----- The input -----
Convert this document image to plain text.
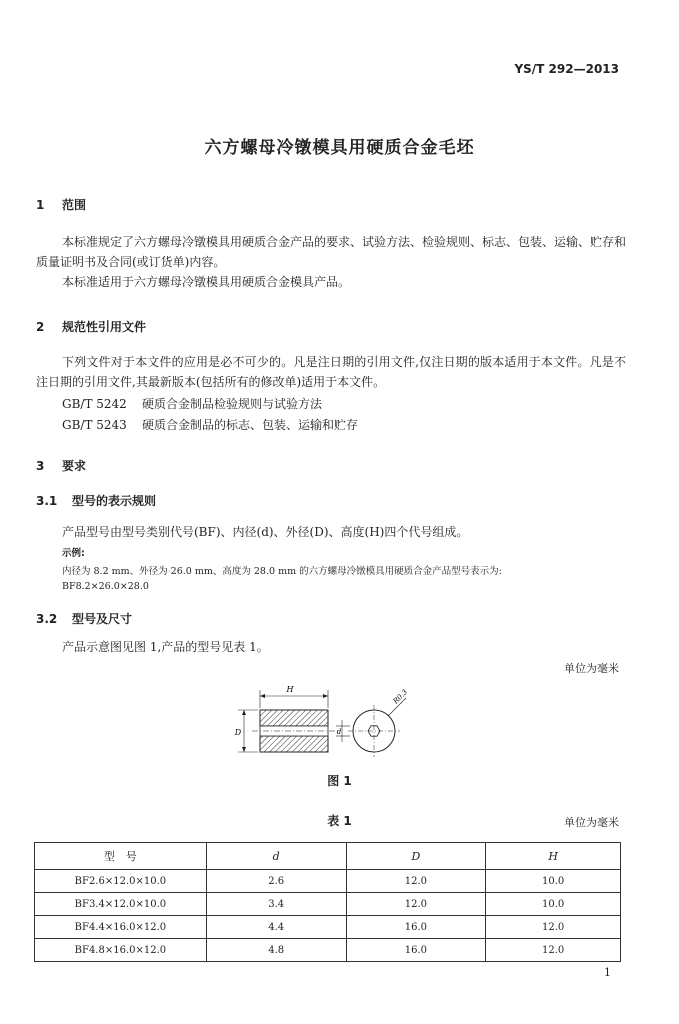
YS/T 292—2013
六方螺母冷镦模具用硬质合金毛坯
1 范围
本标准规定了六方螺母冷镦模具用硬质合金产品的要求、试验方法、检验规则、标志、包装、运输、贮存和质量证明书及合同(或订货单)内容。
本标准适用于六方螺母冷镦模具用硬质合金模具产品。
2 规范性引用文件
下列文件对于本文件的应用是必不可少的。凡是注日期的引用文件,仅注日期的版本适用于本文件。凡是不注日期的引用文件,其最新版本(包括所有的修改单)适用于本文件。
GB/T 5242 硬质合金制品检验规则与试验方法
GB/T 5243 硬质合金制品的标志、包装、运输和贮存
3 要求
3.1 型号的表示规则
产品型号由型号类别代号(BF)、内径(d)、外径(D)、高度(H)四个代号组成。
示例:
内径为 8.2 mm、外径为 26.0 mm、高度为 28.0 mm 的六方螺母冷镦模具用硬质合金产品型号表示为:
BF8.2×26.0×28.0
3.2 型号及尺寸
产品示意图见图 1,产品的型号见表 1。
单位为毫米
H
D	d
R0.3
图 1
表 1	单位为毫米
型　号	d	D	H
BF2.6×12.0×10.0	2.6	12.0	10.0
BF3.4×12.0×10.0	3.4	12.0	10.0
BF4.4×16.0×12.0	4.4	16.0	12.0
BF4.8×16.0×12.0	4.8	16.0	12.0
1
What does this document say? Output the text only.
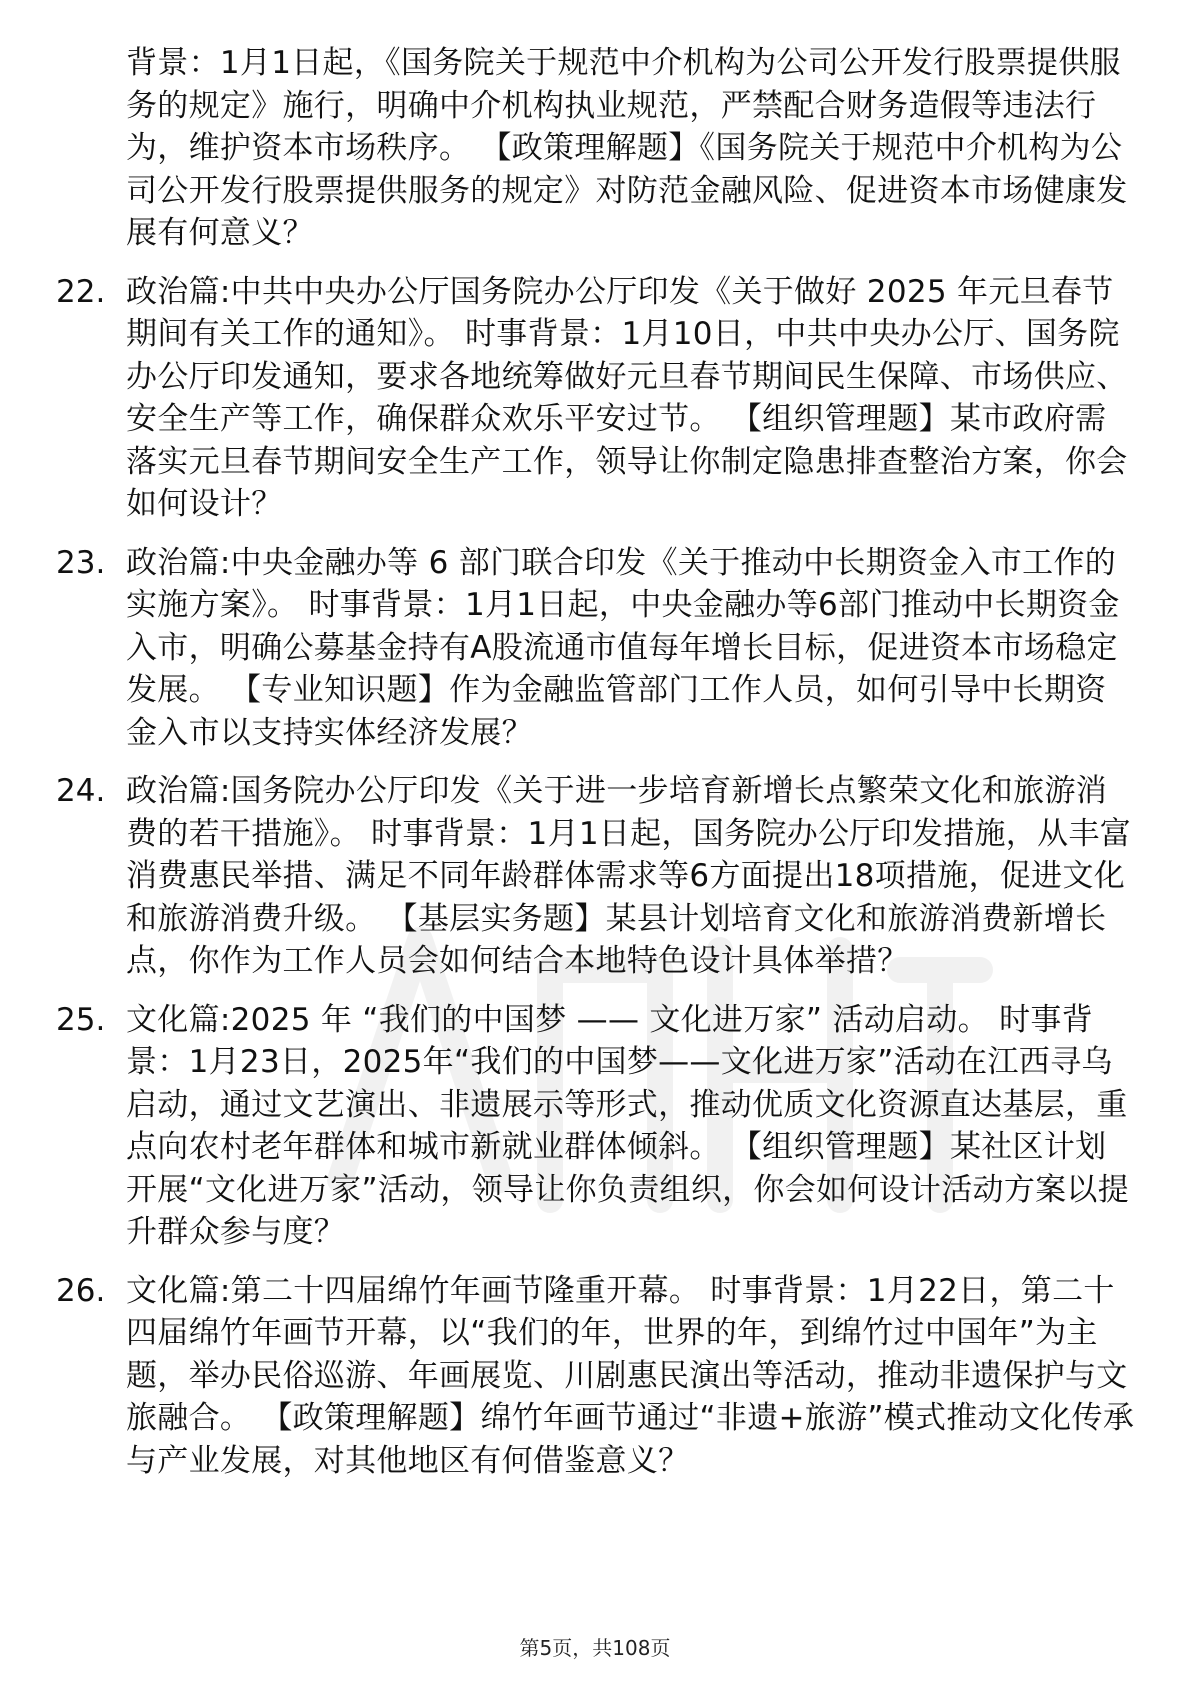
背景：1月1日起，《国务院关于规范中介机构为公司公开发行股票提供服务的规定》施行，明确中介机构执业规范，严禁配合财务造假等违法行为，维护资本市场秩序。 【政策理解题】《国务院关于规范中介机构为公司公开发行股票提供服务的规定》对防范金融风险、促进资本市场健康发展有何意义？
22. 政治篇:中共中央办公厅国务院办公厅印发《关于做好 2025 年元旦春节期间有关工作的通知》。 时事背景：1月10日，中共中央办公厅、国务院办公厅印发通知，要求各地统筹做好元旦春节期间民生保障、市场供应、安全生产等工作，确保群众欢乐平安过节。 【组织管理题】某市政府需落实元旦春节期间安全生产工作，领导让你制定隐患排查整治方案，你会如何设计？
23. 政治篇:中央金融办等 6 部门联合印发《关于推动中长期资金入市工作的实施方案》。 时事背景：1月1日起，中央金融办等6部门推动中长期资金入市，明确公募基金持有A股流通市值每年增长目标，促进资本市场稳定发展。 【专业知识题】作为金融监管部门工作人员，如何引导中长期资金入市以支持实体经济发展？
24. 政治篇:国务院办公厅印发《关于进一步培育新增长点繁荣文化和旅游消费的若干措施》。 时事背景：1月1日起，国务院办公厅印发措施，从丰富消费惠民举措、满足不同年龄群体需求等6方面提出18项措施，促进文化和旅游消费升级。 【基层实务题】某县计划培育文化和旅游消费新增长点，你作为工作人员会如何结合本地特色设计具体举措？
25. 文化篇:2025 年 “我们的中国梦 —— 文化进万家” 活动启动。 时事背景：1月23日，2025年“我们的中国梦——文化进万家”活动在江西寻乌启动，通过文艺演出、非遗展示等形式，推动优质文化资源直达基层，重点向农村老年群体和城市新就业群体倾斜。 【组织管理题】某社区计划开展“文化进万家”活动，领导让你负责组织，你会如何设计活动方案以提升群众参与度？
26. 文化篇:第二十四届绵竹年画节隆重开幕。 时事背景：1月22日，第二十四届绵竹年画节开幕，以“我们的年，世界的年，到绵竹过中国年”为主题，举办民俗巡游、年画展览、川剧惠民演出等活动，推动非遗保护与文旅融合。 【政策理解题】绵竹年画节通过“非遗+旅游”模式推动文化传承与产业发展，对其他地区有何借鉴意义？
第5页，共108页
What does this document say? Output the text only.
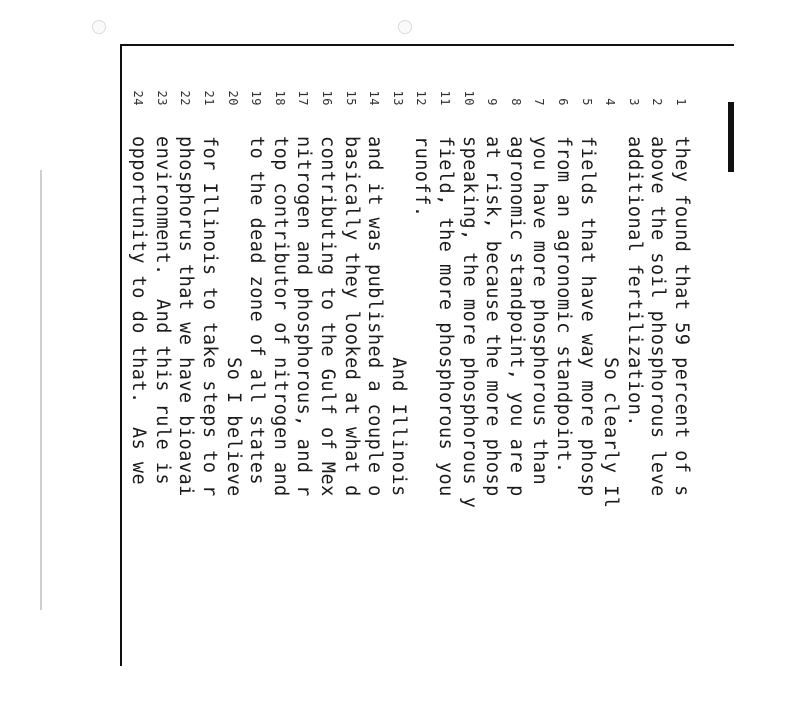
1
they found that 59 percent of s
2
above the soil phosphorous leve
3
additional fertilization.
4
So clearly Il
5
fields that have way more phosp
6
from an agronomic standpoint.
7
you have more phosphorous than
8
agronomic standpoint, you are p
9
at risk, because the more phosp
10
speaking, the more phosphorous y
11
field, the more phosphorous you
12
runoff.
13
And Illinois
14
and it was published a couple o
15
basically they looked at what d
16
contributing to the Gulf of Mex
17
nitrogen and phosphorous, and r
18
top contributor of nitrogen and
19
to the dead zone of all states
20
So I believe
21
for Illinois to take steps to r
22
phosphorus that we have bioavai
23
environment.  And this rule is
24
opportunity to do that.  As we
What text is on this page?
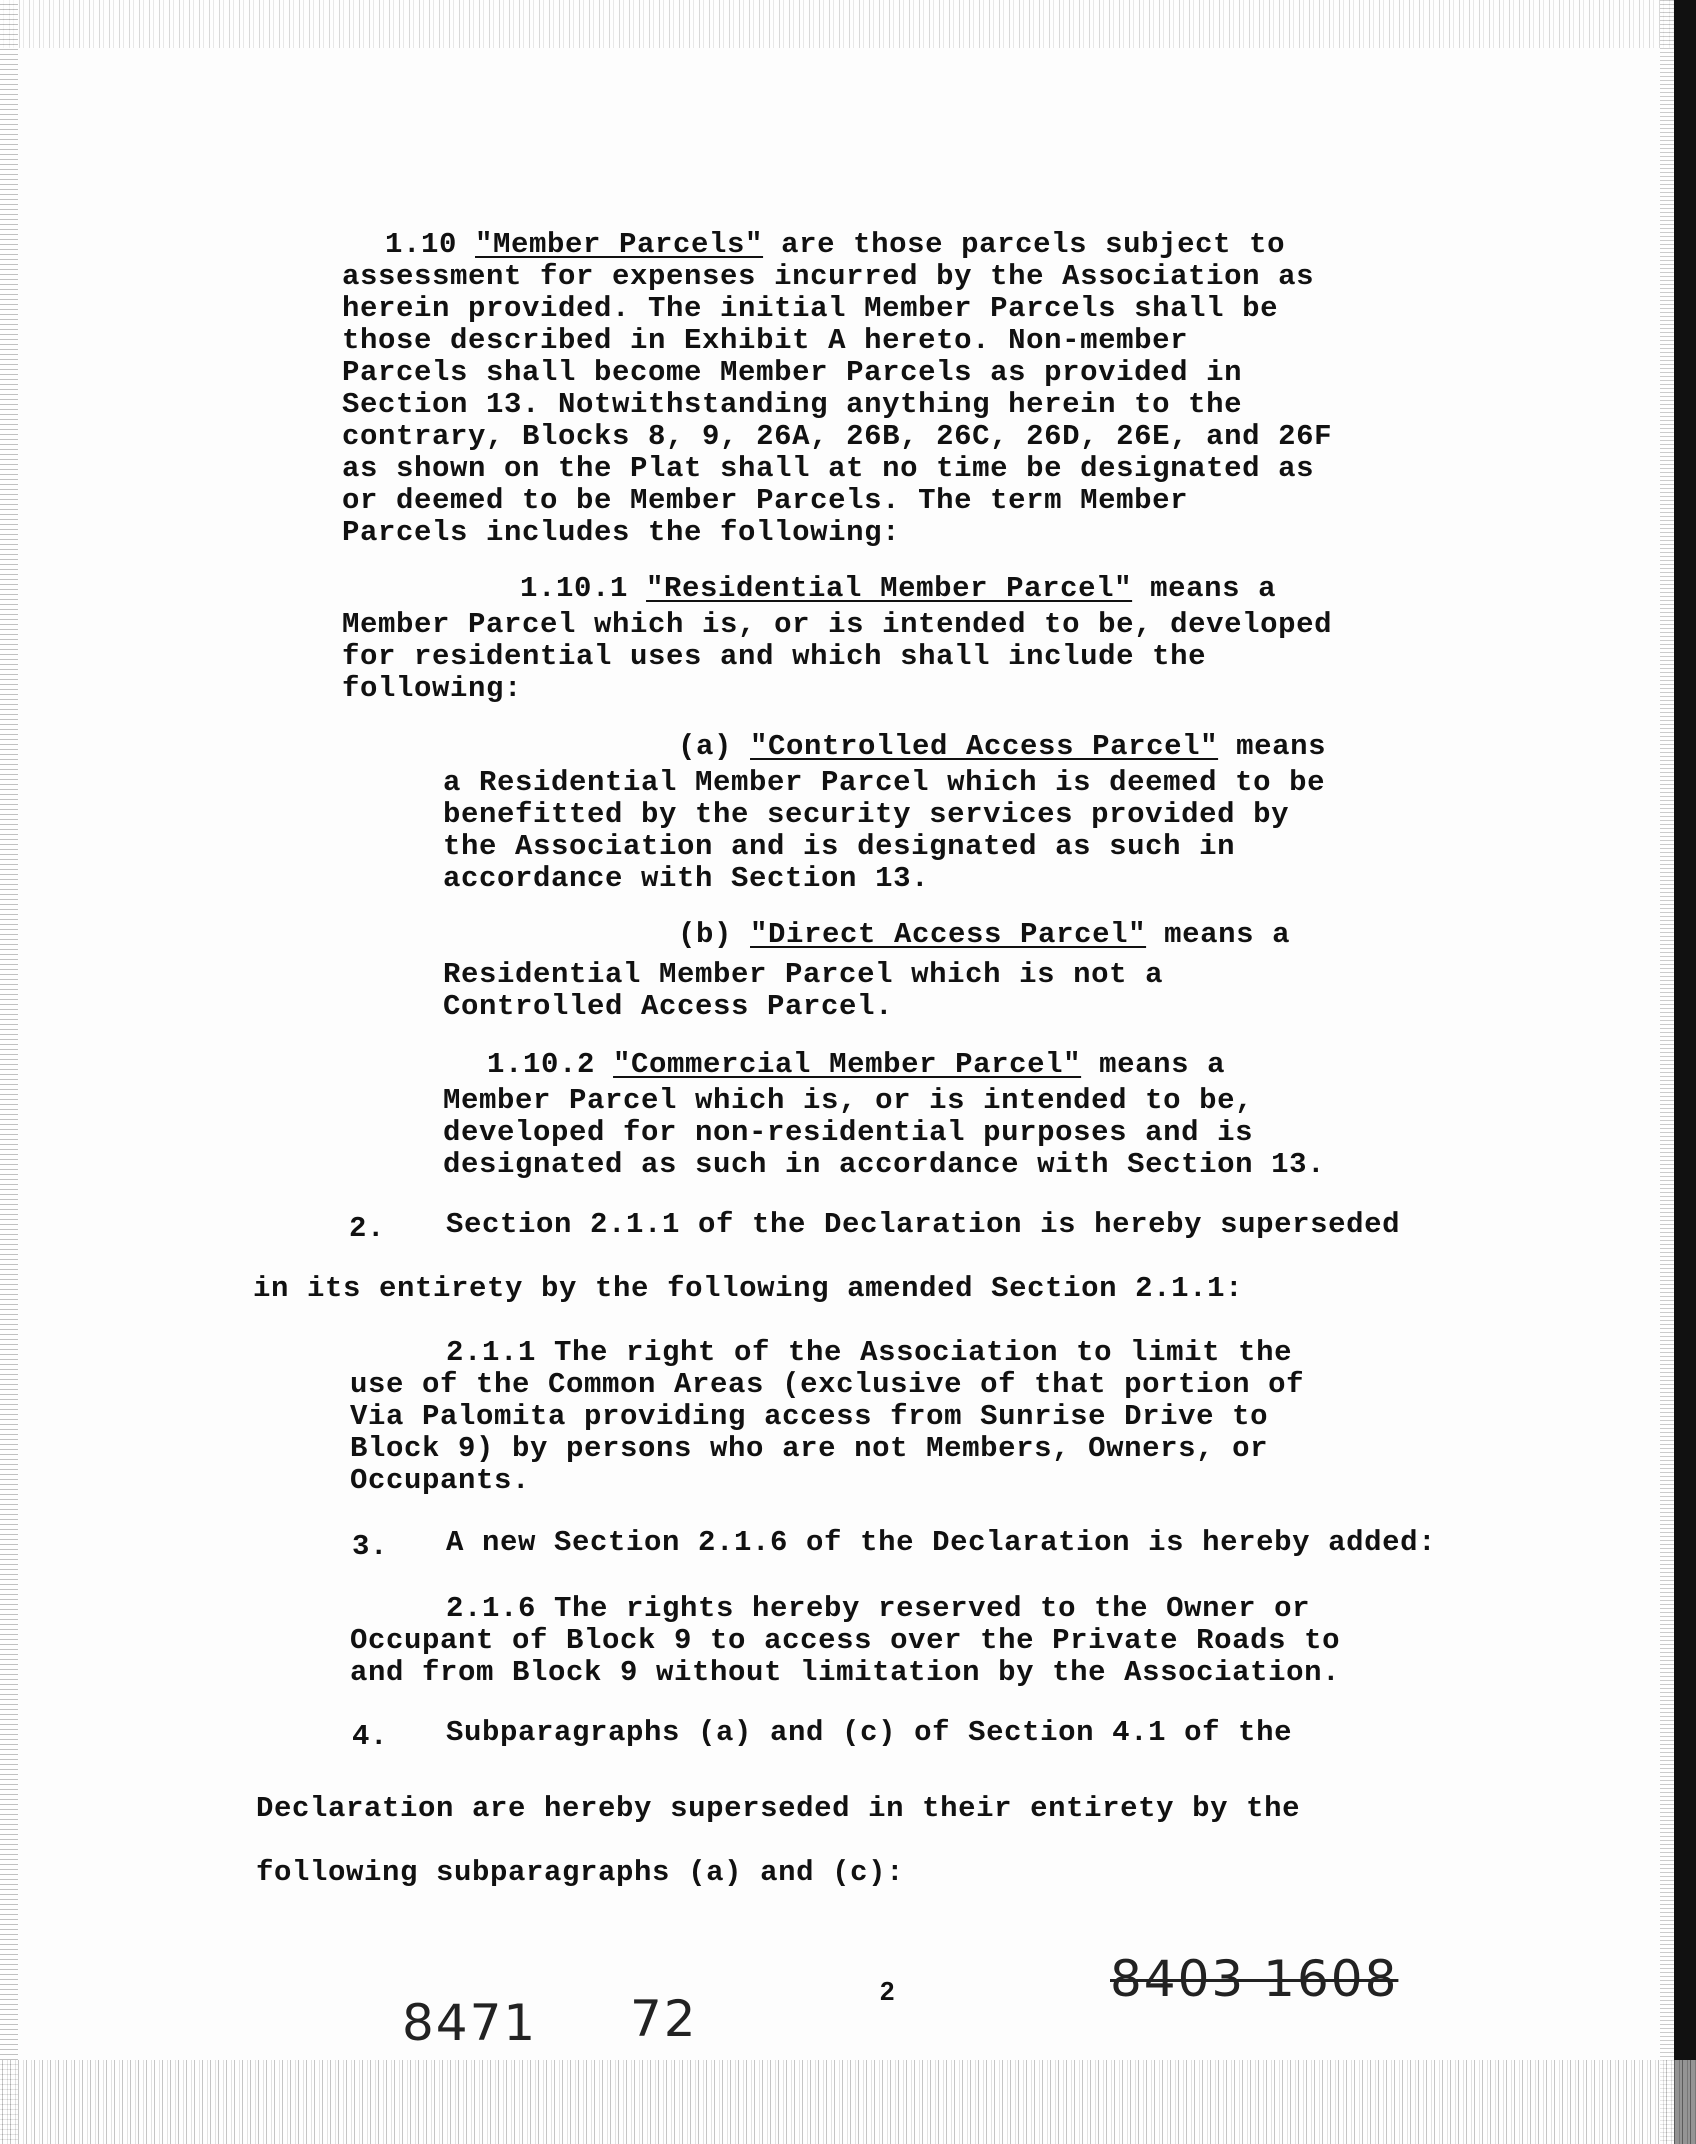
1.10 "Member Parcels" are those parcels subject to
assessment for expenses incurred by the Association as
herein provided. The initial Member Parcels shall be
those described in Exhibit A hereto. Non-member
Parcels shall become Member Parcels as provided in
Section 13. Notwithstanding anything herein to the
contrary, Blocks 8, 9, 26A, 26B, 26C, 26D, 26E, and 26F
as shown on the Plat shall at no time be designated as
or deemed to be Member Parcels. The term Member
Parcels includes the following:
1.10.1 "Residential Member Parcel" means a
Member Parcel which is, or is intended to be, developed
for residential uses and which shall include the
following:
(a) "Controlled Access Parcel" means
a Residential Member Parcel which is deemed to be
benefitted by the security services provided by
the Association and is designated as such in
accordance with Section 13.
(b) "Direct Access Parcel" means a
Residential Member Parcel which is not a
Controlled Access Parcel.
1.10.2 "Commercial Member Parcel" means a
Member Parcel which is, or is intended to be,
developed for non-residential purposes and is
designated as such in accordance with Section 13.
2. Section 2.1.1 of the Declaration is hereby superseded
in its entirety by the following amended Section 2.1.1:
2.1.1 The right of the Association to limit the
use of the Common Areas (exclusive of that portion of
Via Palomita providing access from Sunrise Drive to
Block 9) by persons who are not Members, Owners, or
Occupants.
3. A new Section 2.1.6 of the Declaration is hereby added:
2.1.6 The rights hereby reserved to the Owner or
Occupant of Block 9 to access over the Private Roads to
and from Block 9 without limitation by the Association.
4. Subparagraphs (a) and (c) of Section 4.1 of the
Declaration are hereby superseded in their entirety by the
following subparagraphs (a) and (c):
8471 72	2	8403 1608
-----
Work to be completed: Copy all the lines above that hold the string "designated".

Result for this task:
as shown on the Plat shall at no time be designated as
the Association and is designated as such in
designated as such in accordance with Section 13.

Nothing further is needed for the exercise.